Text block
****

This cross-cultural differences in cognitive style, as popularized by Richard Nisbett’?s book The Geography of Thought, has been found to be displayed in perception ( differences exist in change-blindness based on foreground/background salience and this also correlates with the differential patterns of eye fixations on background/foreground in the two cultures) , in categorization and representations(with either a style based on ecological or habitat-based thinking dominant or a one based on narrow self focus and goal-directed thinking dominant), in thinking (analytic vs holistic thinking), in reasoning about causes ( limited, direct causes vs. a large number of indirect causes) and recently in reasoning about consequences ( with western culture favoring a more direct consequence on an immediately succeeding event and the eastern cultures favoring more indirect consequences on more futuristic events and event effects on the the ultimate outcome).

Various theories have been proposed for these differences including a fear of isolation theory that posits that difference in dialectical vs analytical thinking or the reliance on context for memory recognition is due to the fear of social ostracizing, which causes one to focus more on context; a complex and ambiguous physical environment theory which in a roundabout (and in my view in a flawed) way argues that differences in complexity and ambiguity of towns and city scenes of the two cultures cause the different thinking styles rather than it being the other way round; to this being due to linguistic effects (just like this study which shows that linguistic differences cause changes in spatial cognition, I’m sure there are studies that attribute the different cognitive styles to linguistic effect) or due to genetic differences.

While I will not address the reasons for the differences, I will take as granted the fact that there are reasonable differences in the cognitive style on the figure-ground, details-gestalt and analytical-holistic dimensions and these dimensions are more or less the same sort of cognitive style differences that one sees in schizophrenia and autism.

****

Tasks for this exercise
1 > Recast the paragraph of the passage on cultural differences in cognitive style that begins "Various theories have been proposed" as a short list of the theories it names, keeping the main point of each.
2 > Proceed with the passage on cultural differences in cognitive style, picking up after its final sentence.
These items come from a different source than the passage above.

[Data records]
****

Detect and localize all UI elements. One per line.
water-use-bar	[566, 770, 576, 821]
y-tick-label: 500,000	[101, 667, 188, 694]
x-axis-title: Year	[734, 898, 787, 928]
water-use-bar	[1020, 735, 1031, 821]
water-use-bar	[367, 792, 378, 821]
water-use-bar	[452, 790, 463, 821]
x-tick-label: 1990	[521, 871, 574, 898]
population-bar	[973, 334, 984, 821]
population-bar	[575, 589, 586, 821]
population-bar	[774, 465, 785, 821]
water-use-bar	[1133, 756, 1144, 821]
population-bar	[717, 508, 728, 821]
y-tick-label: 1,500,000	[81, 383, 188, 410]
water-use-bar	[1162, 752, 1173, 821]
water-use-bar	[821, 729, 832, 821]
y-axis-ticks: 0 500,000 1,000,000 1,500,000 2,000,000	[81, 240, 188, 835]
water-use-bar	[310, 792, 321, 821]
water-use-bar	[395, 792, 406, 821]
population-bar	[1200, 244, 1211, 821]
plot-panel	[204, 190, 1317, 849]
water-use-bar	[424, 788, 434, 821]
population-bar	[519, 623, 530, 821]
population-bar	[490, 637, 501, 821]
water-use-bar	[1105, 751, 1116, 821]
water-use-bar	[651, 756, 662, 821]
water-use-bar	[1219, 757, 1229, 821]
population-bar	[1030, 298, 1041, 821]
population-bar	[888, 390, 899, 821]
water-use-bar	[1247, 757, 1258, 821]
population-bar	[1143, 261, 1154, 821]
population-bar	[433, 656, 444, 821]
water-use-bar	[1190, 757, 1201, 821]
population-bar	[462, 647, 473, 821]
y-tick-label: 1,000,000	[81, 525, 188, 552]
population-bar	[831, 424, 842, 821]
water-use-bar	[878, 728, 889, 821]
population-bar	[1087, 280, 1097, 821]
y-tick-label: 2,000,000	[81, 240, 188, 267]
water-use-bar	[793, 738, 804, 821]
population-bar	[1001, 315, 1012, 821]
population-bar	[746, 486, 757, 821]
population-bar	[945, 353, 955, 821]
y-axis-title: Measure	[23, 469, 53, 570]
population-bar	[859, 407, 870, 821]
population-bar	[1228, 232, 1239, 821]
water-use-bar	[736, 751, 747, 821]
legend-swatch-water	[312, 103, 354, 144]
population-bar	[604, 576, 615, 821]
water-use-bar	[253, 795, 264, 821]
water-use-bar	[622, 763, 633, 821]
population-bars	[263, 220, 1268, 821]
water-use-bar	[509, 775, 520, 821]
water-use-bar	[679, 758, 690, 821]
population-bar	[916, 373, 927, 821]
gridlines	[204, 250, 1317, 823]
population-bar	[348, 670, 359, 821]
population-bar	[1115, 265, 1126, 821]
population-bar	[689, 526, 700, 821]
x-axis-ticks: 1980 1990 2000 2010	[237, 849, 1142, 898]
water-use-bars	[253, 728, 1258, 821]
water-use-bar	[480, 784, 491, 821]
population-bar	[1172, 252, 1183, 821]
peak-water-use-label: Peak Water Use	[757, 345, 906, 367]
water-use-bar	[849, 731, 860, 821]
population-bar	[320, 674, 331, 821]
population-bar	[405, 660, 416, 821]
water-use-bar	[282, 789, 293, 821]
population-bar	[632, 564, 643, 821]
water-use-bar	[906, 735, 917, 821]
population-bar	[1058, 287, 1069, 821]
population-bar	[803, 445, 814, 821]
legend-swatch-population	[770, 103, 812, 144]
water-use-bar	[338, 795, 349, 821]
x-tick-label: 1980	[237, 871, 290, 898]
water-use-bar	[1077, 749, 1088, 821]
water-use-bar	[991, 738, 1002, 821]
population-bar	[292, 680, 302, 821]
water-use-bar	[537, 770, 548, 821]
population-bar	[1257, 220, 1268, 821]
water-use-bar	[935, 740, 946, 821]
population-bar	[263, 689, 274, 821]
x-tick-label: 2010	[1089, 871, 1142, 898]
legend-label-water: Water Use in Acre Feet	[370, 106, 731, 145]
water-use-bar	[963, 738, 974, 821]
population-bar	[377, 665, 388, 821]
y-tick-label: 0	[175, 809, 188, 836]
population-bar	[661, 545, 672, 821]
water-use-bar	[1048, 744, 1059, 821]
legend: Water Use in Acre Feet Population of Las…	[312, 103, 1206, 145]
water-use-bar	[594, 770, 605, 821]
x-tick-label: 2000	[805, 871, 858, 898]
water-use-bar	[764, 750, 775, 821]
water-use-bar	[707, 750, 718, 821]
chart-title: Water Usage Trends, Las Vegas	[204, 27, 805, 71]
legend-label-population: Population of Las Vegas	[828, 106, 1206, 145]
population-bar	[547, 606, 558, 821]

****

Per-task outputs
1 >
- Fear of isolation: fear of social ostracism makes people focus more on context. This produces differences in dialectical versus analytical thinking and in relying on context for memory recognition.
- Complex and ambiguous physical environment: differences in how complex and ambiguous the town and city scenes of the two cultures are cause the different thinking styles. The writer considers this argument roundabout and flawed.
- Linguistic effects: differences in language cause the different cognitive styles, much as linguistic differences have been shown to change spatial cognition.
- Genetic differences.

2 >
Consistent with this cultural trend, one can predict that in cultures which favor divergent, contextual and holistic thinking , a schizotypal subject would be less susceptible to be labeled as a mentally ill person. These cultures would be more tolerant of this form of thinking and more accommodating of the extreme manifestation. consequently one can hypothesize that in East Asian cultures the incidence and prevalence of Schizophrenia would be way below that in American cultures. This is actually the case with lifetime prevalence in Asian countries being 0.25 as opposed to 0.88 for non-Asian countries.

A reverse trend would be expected in Autism, with American children being diagnosed with autism lesser than the Asian cultures. The results for this prediction are not that optimistic as data on autism prevalence in china is not readily available; but Japanese show an upward trend, while American incidence levels seem to have actually decreased over the years.

Thus, it may actually be the case that autism and schizophrenia signify the Two Cultures.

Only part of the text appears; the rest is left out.